__Task prompt__. Give every line of the rows below as a numbered list, omitting any blank lines.
-- START OF Data to use --
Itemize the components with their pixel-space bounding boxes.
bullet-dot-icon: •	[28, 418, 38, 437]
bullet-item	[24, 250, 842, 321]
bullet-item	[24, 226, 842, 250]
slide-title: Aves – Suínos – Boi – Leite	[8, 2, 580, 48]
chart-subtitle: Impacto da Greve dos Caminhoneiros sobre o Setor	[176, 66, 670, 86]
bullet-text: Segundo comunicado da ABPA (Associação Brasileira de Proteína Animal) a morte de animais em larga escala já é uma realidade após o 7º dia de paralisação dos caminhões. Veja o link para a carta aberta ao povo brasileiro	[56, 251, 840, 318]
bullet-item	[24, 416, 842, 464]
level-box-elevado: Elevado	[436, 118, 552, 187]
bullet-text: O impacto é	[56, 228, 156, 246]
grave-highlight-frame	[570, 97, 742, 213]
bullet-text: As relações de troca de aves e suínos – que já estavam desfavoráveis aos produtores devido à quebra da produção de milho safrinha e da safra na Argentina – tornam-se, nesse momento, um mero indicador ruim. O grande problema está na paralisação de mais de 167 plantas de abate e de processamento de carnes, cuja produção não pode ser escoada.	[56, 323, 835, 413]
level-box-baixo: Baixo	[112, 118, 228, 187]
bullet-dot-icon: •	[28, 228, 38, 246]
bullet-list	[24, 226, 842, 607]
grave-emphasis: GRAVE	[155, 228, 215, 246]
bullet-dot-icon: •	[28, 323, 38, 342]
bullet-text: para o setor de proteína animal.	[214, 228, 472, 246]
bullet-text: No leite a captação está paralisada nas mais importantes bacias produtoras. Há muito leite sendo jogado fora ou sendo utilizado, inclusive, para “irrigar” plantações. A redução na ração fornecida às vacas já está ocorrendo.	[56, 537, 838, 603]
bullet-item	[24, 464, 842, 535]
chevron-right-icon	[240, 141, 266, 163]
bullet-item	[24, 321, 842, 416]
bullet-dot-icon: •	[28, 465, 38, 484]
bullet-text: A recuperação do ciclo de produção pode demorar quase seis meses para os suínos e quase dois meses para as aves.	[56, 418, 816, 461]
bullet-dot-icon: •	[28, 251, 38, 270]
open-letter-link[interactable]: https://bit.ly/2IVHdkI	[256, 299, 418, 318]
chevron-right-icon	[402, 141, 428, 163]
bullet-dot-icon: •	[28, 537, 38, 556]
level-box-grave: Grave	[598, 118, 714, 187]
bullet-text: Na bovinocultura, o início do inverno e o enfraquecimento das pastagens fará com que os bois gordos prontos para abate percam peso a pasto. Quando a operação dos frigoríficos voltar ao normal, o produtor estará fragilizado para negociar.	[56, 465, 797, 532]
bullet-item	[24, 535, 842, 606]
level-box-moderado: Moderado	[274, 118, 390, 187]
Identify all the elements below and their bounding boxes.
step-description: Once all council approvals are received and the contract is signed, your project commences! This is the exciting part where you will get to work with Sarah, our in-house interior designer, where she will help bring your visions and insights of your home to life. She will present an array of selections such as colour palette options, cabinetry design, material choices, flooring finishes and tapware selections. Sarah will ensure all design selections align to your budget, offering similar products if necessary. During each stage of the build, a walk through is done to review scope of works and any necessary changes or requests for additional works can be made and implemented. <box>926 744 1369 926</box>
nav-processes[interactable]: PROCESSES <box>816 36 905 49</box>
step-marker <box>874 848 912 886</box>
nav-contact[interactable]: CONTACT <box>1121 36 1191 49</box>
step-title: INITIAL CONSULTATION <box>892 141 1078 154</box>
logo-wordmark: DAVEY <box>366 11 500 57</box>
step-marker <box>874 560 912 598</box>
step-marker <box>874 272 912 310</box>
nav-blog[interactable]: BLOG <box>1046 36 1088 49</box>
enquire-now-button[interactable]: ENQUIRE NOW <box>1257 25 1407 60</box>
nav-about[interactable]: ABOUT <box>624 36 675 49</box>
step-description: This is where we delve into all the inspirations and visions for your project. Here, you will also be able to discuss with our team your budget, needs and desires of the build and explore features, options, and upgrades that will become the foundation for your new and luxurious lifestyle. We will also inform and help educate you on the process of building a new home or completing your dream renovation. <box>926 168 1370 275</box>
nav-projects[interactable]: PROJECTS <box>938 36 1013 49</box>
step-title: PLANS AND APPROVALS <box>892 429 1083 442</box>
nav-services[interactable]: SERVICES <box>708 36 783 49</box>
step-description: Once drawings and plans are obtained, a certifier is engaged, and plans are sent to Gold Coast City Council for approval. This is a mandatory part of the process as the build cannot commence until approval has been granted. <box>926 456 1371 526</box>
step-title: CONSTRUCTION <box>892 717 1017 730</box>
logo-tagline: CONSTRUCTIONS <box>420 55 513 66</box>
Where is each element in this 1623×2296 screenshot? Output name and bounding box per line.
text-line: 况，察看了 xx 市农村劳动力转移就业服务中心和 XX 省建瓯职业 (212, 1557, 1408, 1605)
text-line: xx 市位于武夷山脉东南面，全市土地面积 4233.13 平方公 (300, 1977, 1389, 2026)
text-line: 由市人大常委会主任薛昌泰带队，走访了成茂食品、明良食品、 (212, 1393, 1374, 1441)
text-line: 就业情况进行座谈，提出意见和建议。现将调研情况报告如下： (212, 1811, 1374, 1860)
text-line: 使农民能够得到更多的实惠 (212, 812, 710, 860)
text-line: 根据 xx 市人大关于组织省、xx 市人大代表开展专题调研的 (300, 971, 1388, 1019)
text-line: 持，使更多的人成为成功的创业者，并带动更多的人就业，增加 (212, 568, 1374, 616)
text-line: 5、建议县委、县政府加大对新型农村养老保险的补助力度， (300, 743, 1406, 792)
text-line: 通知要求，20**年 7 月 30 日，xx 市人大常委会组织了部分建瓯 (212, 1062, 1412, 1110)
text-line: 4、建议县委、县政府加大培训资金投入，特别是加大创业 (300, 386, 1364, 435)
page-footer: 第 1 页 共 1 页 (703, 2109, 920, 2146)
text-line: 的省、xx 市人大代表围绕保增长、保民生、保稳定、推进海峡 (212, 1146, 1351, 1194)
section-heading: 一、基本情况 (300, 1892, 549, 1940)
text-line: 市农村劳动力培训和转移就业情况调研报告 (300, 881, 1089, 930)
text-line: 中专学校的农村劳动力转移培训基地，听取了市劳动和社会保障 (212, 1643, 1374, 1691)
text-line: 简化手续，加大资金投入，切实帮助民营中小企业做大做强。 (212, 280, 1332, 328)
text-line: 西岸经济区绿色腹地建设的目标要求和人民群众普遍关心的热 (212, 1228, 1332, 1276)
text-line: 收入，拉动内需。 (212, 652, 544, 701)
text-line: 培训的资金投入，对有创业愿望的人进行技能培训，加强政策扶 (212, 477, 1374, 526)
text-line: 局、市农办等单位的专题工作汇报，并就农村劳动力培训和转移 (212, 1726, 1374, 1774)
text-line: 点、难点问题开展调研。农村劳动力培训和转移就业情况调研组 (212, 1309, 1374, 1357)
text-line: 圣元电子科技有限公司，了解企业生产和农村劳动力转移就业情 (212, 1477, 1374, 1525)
-- END OF Data to use --
__The solution__.
1. Itemize the components with their pixel-space bounding boxes.
2. bullet-dot-icon: •	[28, 418, 38, 437]
3. bullet-item	[24, 250, 842, 321]
4. bullet-item	[24, 226, 842, 250]
5. slide-title: Aves – Suínos – Boi – Leite	[8, 2, 580, 48]
6. chart-subtitle: Impacto da Greve dos Caminhoneiros sobre o Setor	[176, 66, 670, 86]
7. bullet-text: Segundo comunicado da ABPA (Associação Brasileira de Proteína Animal) a morte de animais em larga escala já é uma realidade após o 7º dia de paralisação dos caminhões. Veja o link para a carta aberta ao povo brasileiro	[56, 251, 840, 318]
8. bullet-item	[24, 416, 842, 464]
9. level-box-elevado: Elevado	[436, 118, 552, 187]
10. bullet-text: O impacto é	[56, 228, 156, 246]
11. grave-highlight-frame	[570, 97, 742, 213]
12. bullet-text: As relações de troca de aves e suínos – que já estavam desfavoráveis aos produtores devido à quebra da produção de milho safrinha e da safra na Argentina – tornam-se, nesse momento, um mero indicador ruim. O grande problema está na paralisação de mais de 167 plantas de abate e de processamento de carnes, cuja produção não pode ser escoada.	[56, 323, 835, 413]
13. level-box-baixo: Baixo	[112, 118, 228, 187]
14. bullet-dot-icon: •	[28, 228, 38, 246]
15. bullet-list	[24, 226, 842, 607]
16. grave-emphasis: GRAVE	[155, 228, 215, 246]
17. bullet-dot-icon: •	[28, 323, 38, 342]
18. bullet-text: para o setor de proteína animal.	[214, 228, 472, 246]
19. bullet-text: No leite a captação está paralisada nas mais importantes bacias produtoras. Há muito leite sendo jogado fora ou sendo utilizado, inclusive, para “irrigar” plantações. A redução na ração fornecida às vacas já está ocorrendo.	[56, 537, 838, 603]
20. bullet-item	[24, 464, 842, 535]
21. chevron-right-icon	[240, 141, 266, 163]
22. bullet-item	[24, 321, 842, 416]
23. bullet-dot-icon: •	[28, 465, 38, 484]
24. bullet-text: A recuperação do ciclo de produção pode demorar quase seis meses para os suínos e quase dois meses para as aves.	[56, 418, 816, 461]
25. bullet-dot-icon: •	[28, 251, 38, 270]
26. open-letter-link[interactable]: https://bit.ly/2IVHdkI	[256, 299, 418, 318]
27. chevron-right-icon	[402, 141, 428, 163]
28. bullet-dot-icon: •	[28, 537, 38, 556]
29. level-box-grave: Grave	[598, 118, 714, 187]
30. bullet-text: Na bovinocultura, o início do inverno e o enfraquecimento das pastagens fará com que os bois gordos prontos para abate percam peso a pasto. Quando a operação dos frigoríficos voltar ao normal, o produtor estará fragilizado para negociar.	[56, 465, 797, 532]
31. bullet-item	[24, 535, 842, 606]
32. level-box-moderado: Moderado	[274, 118, 390, 187]
33. Identify all the elements below and their bounding boxes.
34. step-description: Once all council approvals are received and the contract is signed, your project commences! This is the exciting part where you will get to work with Sarah, our in-house interior designer, where she will help bring your visions and insights of your home to life. She will present an array of selections such as colour palette options, cabinetry design, material choices, flooring finishes and tapware selections. Sarah will ensure all design selections align to your budget, offering similar products if necessary. During each stage of the build, a walk through is done to review scope of works and any necessary changes or requests for additional works can be made and implemented. <box>926 744 1369 926</box>
35. nav-processes[interactable]: PROCESSES <box>816 36 905 49</box>
36. step-marker <box>874 848 912 886</box>
37. nav-contact[interactable]: CONTACT <box>1121 36 1191 49</box>
38. step-title: INITIAL CONSULTATION <box>892 141 1078 154</box>
39. logo-wordmark: DAVEY <box>366 11 500 57</box>
40. step-marker <box>874 560 912 598</box>
41. step-marker <box>874 272 912 310</box>
42. nav-blog[interactable]: BLOG <box>1046 36 1088 49</box>
43. enquire-now-button[interactable]: ENQUIRE NOW <box>1257 25 1407 60</box>
44. nav-about[interactable]: ABOUT <box>624 36 675 49</box>
45. step-description: This is where we delve into all the inspirations and visions for your project. Here, you will also be able to discuss with our team your budget, needs and desires of the build and explore features, options, and upgrades that will become the foundation for your new and luxurious lifestyle. We will also inform and help educate you on the process of building a new home or completing your dream renovation. <box>926 168 1370 275</box>
46. nav-projects[interactable]: PROJECTS <box>938 36 1013 49</box>
47. step-title: PLANS AND APPROVALS <box>892 429 1083 442</box>
48. nav-services[interactable]: SERVICES <box>708 36 783 49</box>
49. step-description: Once drawings and plans are obtained, a certifier is engaged, and plans are sent to Gold Coast City Council for approval. This is a mandatory part of the process as the build cannot commence until approval has been granted. <box>926 456 1371 526</box>
50. step-title: CONSTRUCTION <box>892 717 1017 730</box>
51. logo-tagline: CONSTRUCTIONS <box>420 55 513 66</box>
52. Where is each element in this 1623×2296 screenshot? Output name and bounding box per line.
53. text-line: 况，察看了 xx 市农村劳动力转移就业服务中心和 XX 省建瓯职业 (212, 1557, 1408, 1605)
54. text-line: xx 市位于武夷山脉东南面，全市土地面积 4233.13 平方公 (300, 1977, 1389, 2026)
55. text-line: 由市人大常委会主任薛昌泰带队，走访了成茂食品、明良食品、 (212, 1393, 1374, 1441)
56. text-line: 就业情况进行座谈，提出意见和建议。现将调研情况报告如下： (212, 1811, 1374, 1860)
57. text-line: 使农民能够得到更多的实惠 (212, 812, 710, 860)
58. text-line: 根据 xx 市人大关于组织省、xx 市人大代表开展专题调研的 (300, 971, 1388, 1019)
59. text-line: 持，使更多的人成为成功的创业者，并带动更多的人就业，增加 (212, 568, 1374, 616)
60. text-line: 5、建议县委、县政府加大对新型农村养老保险的补助力度， (300, 743, 1406, 792)
61. text-line: 通知要求，20**年 7 月 30 日，xx 市人大常委会组织了部分建瓯 (212, 1062, 1412, 1110)
62. text-line: 4、建议县委、县政府加大培训资金投入，特别是加大创业 (300, 386, 1364, 435)
63. page-footer: 第 1 页 共 1 页 (703, 2109, 920, 2146)
64. text-line: 的省、xx 市人大代表围绕保增长、保民生、保稳定、推进海峡 (212, 1146, 1351, 1194)
65. section-heading: 一、基本情况 (300, 1892, 549, 1940)
66. text-line: 市农村劳动力培训和转移就业情况调研报告 (300, 881, 1089, 930)
67. text-line: 中专学校的农村劳动力转移培训基地，听取了市劳动和社会保障 (212, 1643, 1374, 1691)
68. text-line: 简化手续，加大资金投入，切实帮助民营中小企业做大做强。 (212, 280, 1332, 328)
69. text-line: 西岸经济区绿色腹地建设的目标要求和人民群众普遍关心的热 (212, 1228, 1332, 1276)
70. text-line: 收入，拉动内需。 (212, 652, 544, 701)
71. text-line: 培训的资金投入，对有创业愿望的人进行技能培训，加强政策扶 (212, 477, 1374, 526)
72. text-line: 局、市农办等单位的专题工作汇报，并就农村劳动力培训和转移 (212, 1726, 1374, 1774)
73. text-line: 点、难点问题开展调研。农村劳动力培训和转移就业情况调研组 (212, 1309, 1374, 1357)
74. text-line: 圣元电子科技有限公司，了解企业生产和农村劳动力转移就业情 (212, 1477, 1374, 1525)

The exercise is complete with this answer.